TASK DETAILS → Transcribe the entries below exactly.

DATA ROWS →
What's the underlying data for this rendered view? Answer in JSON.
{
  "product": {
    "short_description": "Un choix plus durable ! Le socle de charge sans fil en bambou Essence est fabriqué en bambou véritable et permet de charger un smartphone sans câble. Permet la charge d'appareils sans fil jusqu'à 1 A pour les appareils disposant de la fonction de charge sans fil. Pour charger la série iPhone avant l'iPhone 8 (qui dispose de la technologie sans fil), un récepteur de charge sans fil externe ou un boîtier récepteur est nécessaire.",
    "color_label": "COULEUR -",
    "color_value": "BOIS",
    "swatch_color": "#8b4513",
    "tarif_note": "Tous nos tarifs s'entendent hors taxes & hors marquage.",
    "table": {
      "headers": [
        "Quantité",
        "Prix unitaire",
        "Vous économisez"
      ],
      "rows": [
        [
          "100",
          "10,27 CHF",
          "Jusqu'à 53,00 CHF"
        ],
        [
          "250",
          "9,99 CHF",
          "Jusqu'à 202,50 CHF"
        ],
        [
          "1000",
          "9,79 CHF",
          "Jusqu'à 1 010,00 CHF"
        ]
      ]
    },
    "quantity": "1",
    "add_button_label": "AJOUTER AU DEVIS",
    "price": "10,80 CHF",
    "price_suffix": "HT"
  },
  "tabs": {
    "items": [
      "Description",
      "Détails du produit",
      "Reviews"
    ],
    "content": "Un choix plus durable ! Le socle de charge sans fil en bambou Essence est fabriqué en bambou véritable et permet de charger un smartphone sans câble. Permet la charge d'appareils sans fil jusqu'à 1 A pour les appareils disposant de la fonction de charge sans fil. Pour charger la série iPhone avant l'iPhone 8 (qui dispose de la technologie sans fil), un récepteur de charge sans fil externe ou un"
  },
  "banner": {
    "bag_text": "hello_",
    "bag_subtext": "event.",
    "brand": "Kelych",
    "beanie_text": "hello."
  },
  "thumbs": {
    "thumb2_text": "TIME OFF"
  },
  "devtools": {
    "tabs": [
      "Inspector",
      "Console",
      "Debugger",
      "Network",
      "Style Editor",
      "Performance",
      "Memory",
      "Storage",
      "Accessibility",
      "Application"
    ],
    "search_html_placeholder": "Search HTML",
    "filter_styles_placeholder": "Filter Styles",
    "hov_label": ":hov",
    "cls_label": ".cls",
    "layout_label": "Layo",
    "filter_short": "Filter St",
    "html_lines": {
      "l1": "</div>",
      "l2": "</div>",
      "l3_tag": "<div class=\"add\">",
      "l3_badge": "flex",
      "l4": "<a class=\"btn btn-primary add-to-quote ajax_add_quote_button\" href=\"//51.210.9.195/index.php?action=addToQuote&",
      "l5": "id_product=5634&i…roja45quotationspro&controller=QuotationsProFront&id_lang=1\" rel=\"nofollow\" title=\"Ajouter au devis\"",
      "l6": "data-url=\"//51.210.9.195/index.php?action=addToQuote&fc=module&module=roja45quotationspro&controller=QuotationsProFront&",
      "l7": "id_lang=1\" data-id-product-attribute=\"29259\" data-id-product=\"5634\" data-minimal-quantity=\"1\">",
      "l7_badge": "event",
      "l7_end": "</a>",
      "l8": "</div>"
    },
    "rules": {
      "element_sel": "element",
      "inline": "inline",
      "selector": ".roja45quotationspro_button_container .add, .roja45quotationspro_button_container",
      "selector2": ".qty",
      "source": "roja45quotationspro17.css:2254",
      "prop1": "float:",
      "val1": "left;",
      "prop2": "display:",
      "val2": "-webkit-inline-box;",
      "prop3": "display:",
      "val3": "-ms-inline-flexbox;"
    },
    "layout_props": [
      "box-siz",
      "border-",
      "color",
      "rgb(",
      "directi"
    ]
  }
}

RESULT FOR THIS EXERCISE →
What's the underlying data for this rendered view? Answer in JSON.
{
  "product": {
    "short_description": "Un choix plus durable ! Le socle de charge sans fil en bambou Essence est fabriqué en bambou véritable et permet de charger un smartphone sans câble. Permet la charge d'appareils sans fil jusqu'à 1 A pour les appareils disposant de la fonction de charge sans fil. Pour charger la série iPhone avant l'iPhone 8 (qui dispose de la technologie sans fil), un récepteur de charge sans fil externe ou un boîtier récepteur est nécessaire.",
    "color_label": "COULEUR -",
    "color_value": "BOIS",
    "swatch_color": "#8b4513",
    "tarif_note": "Tous nos tarifs s'entendent hors taxes & hors marquage.",
    "table": {
      "headers": [
        "Quantité",
        "Prix unitaire",
        "Vous économisez"
      ],
      "rows": [
        [
          "100",
          "10,27 CHF",
          "Jusqu'à 53,00 CHF"
        ],
        [
          "250",
          "9,99 CHF",
          "Jusqu'à 202,50 CHF"
        ],
        [
          "1000",
          "9,79 CHF",
          "Jusqu'à 1 010,00 CHF"
        ]
      ]
    },
    "quantity": "1",
    "add_button_label": "AJOUTER AU DEVIS",
    "price": "10,80 CHF",
    "price_suffix": "HT"
  },
  "tabs": {
    "items": [
      "Description",
      "Détails du produit",
      "Reviews"
    ],
    "content": "Un choix plus durable ! Le socle de charge sans fil en bambou Essence est fabriqué en bambou véritable et permet de charger un smartphone sans câble. Permet la charge d'appareils sans fil jusqu'à 1 A pour les appareils disposant de la fonction de charge sans fil. Pour charger la série iPhone avant l'iPhone 8 (qui dispose de la technologie sans fil), un récepteur de charge sans fil externe ou un"
  },
  "banner": {
    "bag_text": "hello_",
    "bag_subtext": "event.",
    "brand": "Kelych",
    "beanie_text": "hello."
  },
  "thumbs": {
    "thumb2_text": "TIME OFF"
  },
  "devtools": {
    "tabs": [
      "Inspector",
      "Console",
      "Debugger",
      "Network",
      "Style Editor",
      "Performance",
      "Memory",
      "Storage",
      "Accessibility",
      "Application"
    ],
    "search_html_placeholder": "Search HTML",
    "filter_styles_placeholder": "Filter Styles",
    "hov_label": ":hov",
    "cls_label": ".cls",
    "layout_label": "Layo",
    "filter_short": "Filter St",
    "html_lines": {
      "l1": "</div>",
      "l2": "</div>",
      "l3_tag": "<div class=\"add\">",
      "l3_badge": "flex",
      "l4": "<a class=\"btn btn-primary add-to-quote ajax_add_quote_button\" href=\"//51.210.9.195/index.php?action=addToQuote&",
      "l5": "id_product=5634&i…roja45quotationspro&controller=QuotationsProFront&id_lang=1\" rel=\"nofollow\" title=\"Ajouter au devis\"",
      "l6": "data-url=\"//51.210.9.195/index.php?action=addToQuote&fc=module&module=roja45quotationspro&controller=QuotationsProFront&",
      "l7": "id_lang=1\" data-id-product-attribute=\"29259\" data-id-product=\"5634\" data-minimal-quantity=\"1\">",
      "l7_badge": "event",
      "l7_end": "</a>",
      "l8": "</div>"
    },
    "rules": {
      "element_sel": "element",
      "inline": "inline",
      "selector": ".roja45quotationspro_button_container .add, .roja45quotationspro_button_container",
      "selector2": ".qty",
      "source": "roja45quotationspro17.css:2254",
      "prop1": "float:",
      "val1": "left;",
      "prop2": "display:",
      "val2": "-webkit-inline-box;",
      "prop3": "display:",
      "val3": "-ms-inline-flexbox;"
    },
    "layout_props": [
      "box-siz",
      "border-",
      "color",
      "rgb(",
      "directi"
    ]
  }
}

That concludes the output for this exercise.